Required task
Copy all the material that follows, keeping every character the same.

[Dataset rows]
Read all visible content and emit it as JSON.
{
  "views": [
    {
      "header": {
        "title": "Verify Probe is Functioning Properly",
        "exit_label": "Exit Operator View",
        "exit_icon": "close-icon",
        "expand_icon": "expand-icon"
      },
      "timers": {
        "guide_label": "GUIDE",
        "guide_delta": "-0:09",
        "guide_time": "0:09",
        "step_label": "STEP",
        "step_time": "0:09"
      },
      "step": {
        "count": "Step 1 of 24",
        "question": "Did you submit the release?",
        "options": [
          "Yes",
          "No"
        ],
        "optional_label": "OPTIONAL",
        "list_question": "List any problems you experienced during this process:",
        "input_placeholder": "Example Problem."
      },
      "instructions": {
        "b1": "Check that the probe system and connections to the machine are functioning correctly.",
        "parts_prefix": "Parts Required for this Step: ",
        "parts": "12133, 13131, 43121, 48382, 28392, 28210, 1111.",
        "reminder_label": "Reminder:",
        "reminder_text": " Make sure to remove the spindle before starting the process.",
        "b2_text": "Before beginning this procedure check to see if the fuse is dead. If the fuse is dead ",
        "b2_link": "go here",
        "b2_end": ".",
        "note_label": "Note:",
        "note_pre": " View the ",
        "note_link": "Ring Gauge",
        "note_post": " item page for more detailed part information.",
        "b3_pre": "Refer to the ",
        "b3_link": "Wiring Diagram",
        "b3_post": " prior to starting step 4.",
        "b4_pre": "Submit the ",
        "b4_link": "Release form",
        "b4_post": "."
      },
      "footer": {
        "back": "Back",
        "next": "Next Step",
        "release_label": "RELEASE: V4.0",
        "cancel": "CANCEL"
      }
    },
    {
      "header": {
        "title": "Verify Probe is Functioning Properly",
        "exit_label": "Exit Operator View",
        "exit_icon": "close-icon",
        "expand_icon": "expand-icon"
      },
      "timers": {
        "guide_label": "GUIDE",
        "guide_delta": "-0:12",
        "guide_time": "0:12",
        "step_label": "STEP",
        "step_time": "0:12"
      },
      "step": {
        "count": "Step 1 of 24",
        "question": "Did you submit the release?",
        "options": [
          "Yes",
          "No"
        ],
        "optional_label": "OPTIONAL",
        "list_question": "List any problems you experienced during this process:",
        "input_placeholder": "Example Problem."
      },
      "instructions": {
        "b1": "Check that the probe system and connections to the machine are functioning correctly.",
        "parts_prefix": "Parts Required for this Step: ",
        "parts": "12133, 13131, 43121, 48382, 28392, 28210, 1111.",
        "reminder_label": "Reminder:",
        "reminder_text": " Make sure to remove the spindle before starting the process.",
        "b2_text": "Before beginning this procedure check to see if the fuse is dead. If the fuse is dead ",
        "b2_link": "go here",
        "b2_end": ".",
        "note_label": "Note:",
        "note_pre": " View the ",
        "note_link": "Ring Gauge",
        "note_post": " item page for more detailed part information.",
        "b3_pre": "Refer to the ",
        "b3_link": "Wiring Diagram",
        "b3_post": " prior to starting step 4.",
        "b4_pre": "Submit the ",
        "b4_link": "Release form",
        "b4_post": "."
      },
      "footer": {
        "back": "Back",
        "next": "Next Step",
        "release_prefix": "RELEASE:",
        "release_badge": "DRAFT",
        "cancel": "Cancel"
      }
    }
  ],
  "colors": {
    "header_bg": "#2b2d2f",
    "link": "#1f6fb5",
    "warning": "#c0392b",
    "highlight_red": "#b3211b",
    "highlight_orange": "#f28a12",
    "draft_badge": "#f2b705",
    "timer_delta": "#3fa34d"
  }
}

Response below
Read all visible content and emit it as JSON.
{
  "views": [
    {
      "header": {
        "title": "Verify Probe is Functioning Properly",
        "exit_label": "Exit Operator View",
        "exit_icon": "close-icon",
        "expand_icon": "expand-icon"
      },
      "timers": {
        "guide_label": "GUIDE",
        "guide_delta": "-0:09",
        "guide_time": "0:09",
        "step_label": "STEP",
        "step_time": "0:09"
      },
      "step": {
        "count": "Step 1 of 24",
        "question": "Did you submit the release?",
        "options": [
          "Yes",
          "No"
        ],
        "optional_label": "OPTIONAL",
        "list_question": "List any problems you experienced during this process:",
        "input_placeholder": "Example Problem."
      },
      "instructions": {
        "b1": "Check that the probe system and connections to the machine are functioning correctly.",
        "parts_prefix": "Parts Required for this Step: ",
        "parts": "12133, 13131, 43121, 48382, 28392, 28210, 1111.",
        "reminder_label": "Reminder:",
        "reminder_text": " Make sure to remove the spindle before starting the process.",
        "b2_text": "Before beginning this procedure check to see if the fuse is dead. If the fuse is dead ",
        "b2_link": "go here",
        "b2_end": ".",
        "note_label": "Note:",
        "note_pre": " View the ",
        "note_link": "Ring Gauge",
        "note_post": " item page for more detailed part information.",
        "b3_pre": "Refer to the ",
        "b3_link": "Wiring Diagram",
        "b3_post": " prior to starting step 4.",
        "b4_pre": "Submit the ",
        "b4_link": "Release form",
        "b4_post": "."
      },
      "footer": {
        "back": "Back",
        "next": "Next Step",
        "release_label": "RELEASE: V4.0",
        "cancel": "CANCEL"
      }
    },
    {
      "header": {
        "title": "Verify Probe is Functioning Properly",
        "exit_label": "Exit Operator View",
        "exit_icon": "close-icon",
        "expand_icon": "expand-icon"
      },
      "timers": {
        "guide_label": "GUIDE",
        "guide_delta": "-0:12",
        "guide_time": "0:12",
        "step_label": "STEP",
        "step_time": "0:12"
      },
      "step": {
        "count": "Step 1 of 24",
        "question": "Did you submit the release?",
        "options": [
          "Yes",
          "No"
        ],
        "optional_label": "OPTIONAL",
        "list_question": "List any problems you experienced during this process:",
        "input_placeholder": "Example Problem."
      },
      "instructions": {
        "b1": "Check that the probe system and connections to the machine are functioning correctly.",
        "parts_prefix": "Parts Required for this Step: ",
        "parts": "12133, 13131, 43121, 48382, 28392, 28210, 1111.",
        "reminder_label": "Reminder:",
        "reminder_text": " Make sure to remove the spindle before starting the process.",
        "b2_text": "Before beginning this procedure check to see if the fuse is dead. If the fuse is dead ",
        "b2_link": "go here",
        "b2_end": ".",
        "note_label": "Note:",
        "note_pre": " View the ",
        "note_link": "Ring Gauge",
        "note_post": " item page for more detailed part information.",
        "b3_pre": "Refer to the ",
        "b3_link": "Wiring Diagram",
        "b3_post": " prior to starting step 4.",
        "b4_pre": "Submit the ",
        "b4_link": "Release form",
        "b4_post": "."
      },
      "footer": {
        "back": "Back",
        "next": "Next Step",
        "release_prefix": "RELEASE:",
        "release_badge": "DRAFT",
        "cancel": "Cancel"
      }
    }
  ],
  "colors": {
    "header_bg": "#2b2d2f",
    "link": "#1f6fb5",
    "warning": "#c0392b",
    "highlight_red": "#b3211b",
    "highlight_orange": "#f28a12",
    "draft_badge": "#f2b705",
    "timer_delta": "#3fa34d"
  }
}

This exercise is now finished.